**What this task involves**
Pick out the lines containing "分子建筑".

###

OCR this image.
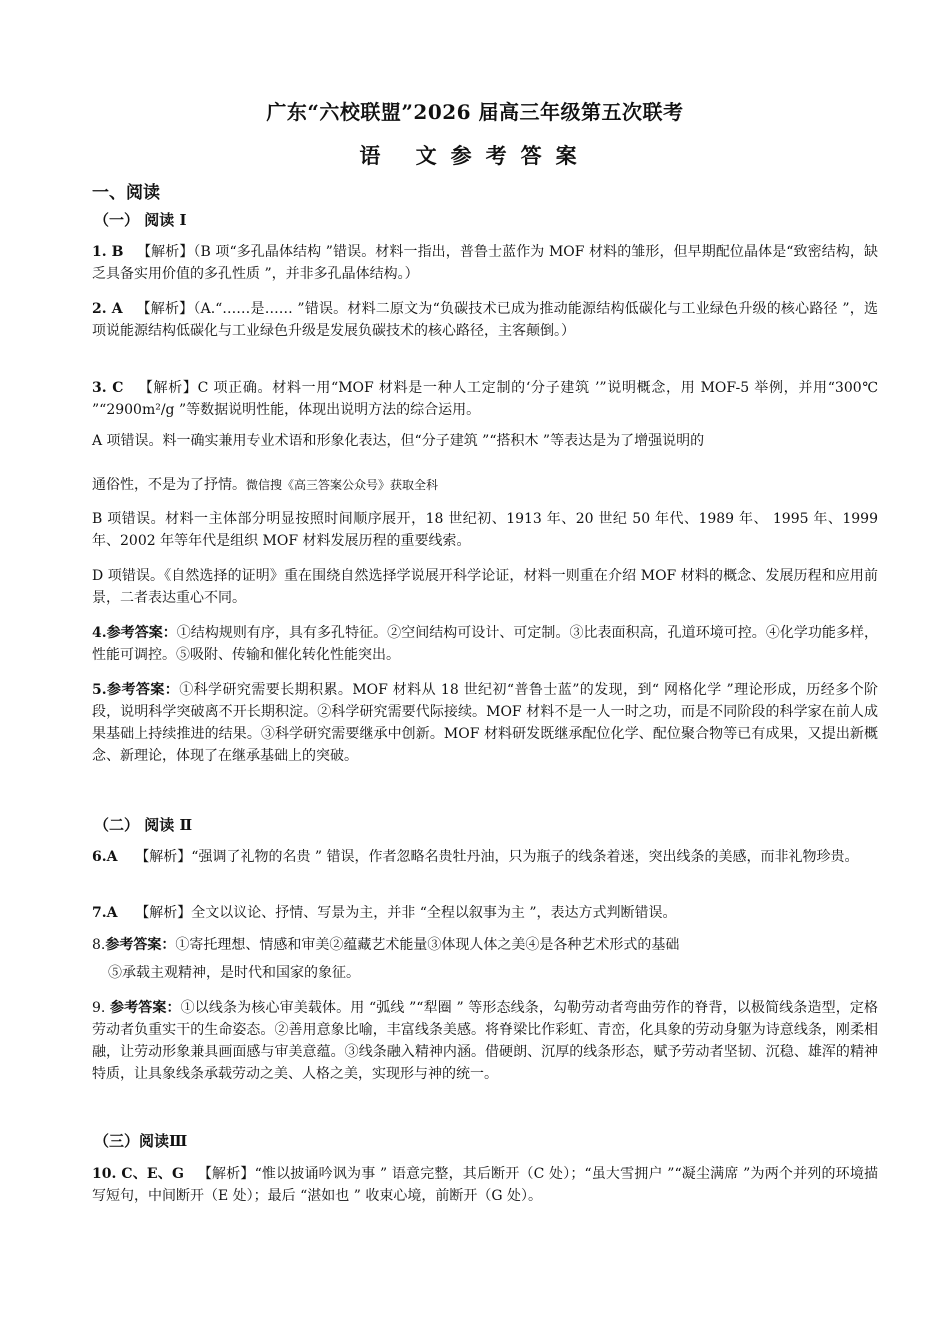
广东“六校联盟”2026 届高三年级第五次联考
语 文参考答案
一、阅读
（一） 阅读 I
1. B 【解析】（B 项“多孔晶体结构 ”错误。材料一指出，普鲁士蓝作为 MOF 材料的雏形，但早期配位晶体是“致密结构，缺乏具备实用价值的多孔性质 ”，并非多孔晶体结构。）
2. A 【解析】（A.“……是…… ”错误。材料二原文为“负碳技术已成为推动能源结构低碳化与工业绿色升级的核心路径 ”，选项说能源结构低碳化与工业绿色升级是发展负碳技术的核心路径，主客颠倒。）
3. C 【解析】C 项正确。材料一用“MOF 材料是一种人工定制的‘分子建筑 ’”说明概念，用 MOF-5 举例，并用“300℃ ”“2900m²/g ”等数据说明性能，体现出说明方法的综合运用。
A 项错误。料一确实兼用专业术语和形象化表达，但“分子建筑 ”“搭积木 ”等表达是为了增强说明的
通俗性，不是为了抒情。微信搜《高三答案公众号》获取全科
B 项错误。材料一主体部分明显按照时间顺序展开，18 世纪初、1913 年、20 世纪 50 年代、1989 年、 1995 年、1999 年、2002 年等年代是组织 MOF 材料发展历程的重要线索。
D 项错误。《自然选择的证明》重在围绕自然选择学说展开科学论证，材料一则重在介绍 MOF 材料的概念、发展历程和应用前景，二者表达重心不同。
4.参考答案：①结构规则有序，具有多孔特征。②空间结构可设计、可定制。③比表面积高，孔道环境可控。④化学功能多样，性能可调控。⑤吸附、传输和催化转化性能突出。
5.参考答案：①科学研究需要长期积累。MOF 材料从 18 世纪初“普鲁士蓝”的发现，到“ 网格化学 ”理论形成，历经多个阶段，说明科学突破离不开长期积淀。②科学研究需要代际接续。MOF 材料不是一人一时之功，而是不同阶段的科学家在前人成果基础上持续推进的结果。③科学研究需要继承中创新。MOF 材料研发既继承配位化学、配位聚合物等已有成果，又提出新概念、新理论，体现了在继承基础上的突破。
（二） 阅读 Ⅱ
6.A 【解析】“强调了礼物的名贵 ” 错误，作者忽略名贵牡丹油，只为瓶子的线条着迷，突出线条的美感，而非礼物珍贵。
7.A 【解析】全文以议论、抒情、写景为主，并非 “全程以叙事为主 ”，表达方式判断错误。
8.参考答案：①寄托理想、情感和审美②蕴藏艺术能量③体现人体之美④是各种艺术形式的基础
⑤承载主观精神，是时代和国家的象征。
9. 参考答案：①以线条为核心审美载体。用 “弧线 ”“犁圈 ” 等形态线条，勾勒劳动者弯曲劳作的脊背，以极简线条造型，定格劳动者负重实干的生命姿态。②善用意象比喻，丰富线条美感。将脊梁比作彩虹、青峦，化具象的劳动身躯为诗意线条，刚柔相融，让劳动形象兼具画面感与审美意蕴。③线条融入精神内涵。借硬朗、沉厚的线条形态，赋予劳动者坚韧、沉稳、雄浑的精神特质，让具象线条承载劳动之美、人格之美，实现形与神的统一。
（三）阅读Ⅲ
10. C、E、G 【解析】“惟以披诵吟讽为事 ” 语意完整，其后断开（C 处）；“虽大雪拥户 ”“凝尘满席 ”为两个并列的环境描写短句，中间断开（E 处）；最后 “湛如也 ” 收束心境，前断开（G 处）。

###

**Final answer**
3. C 【解析】C 项正确。材料一用“MOF 材料是一种人工定制的‘分子建筑 ’”说明概念，用 MOF-5 举例，并用“300℃ ”“2900m²/g ”等数据说明性能，体现出说明方法的综合运用。
A 项错误。料一确实兼用专业术语和形象化表达，但“分子建筑 ”“搭积木 ”等表达是为了增强说明的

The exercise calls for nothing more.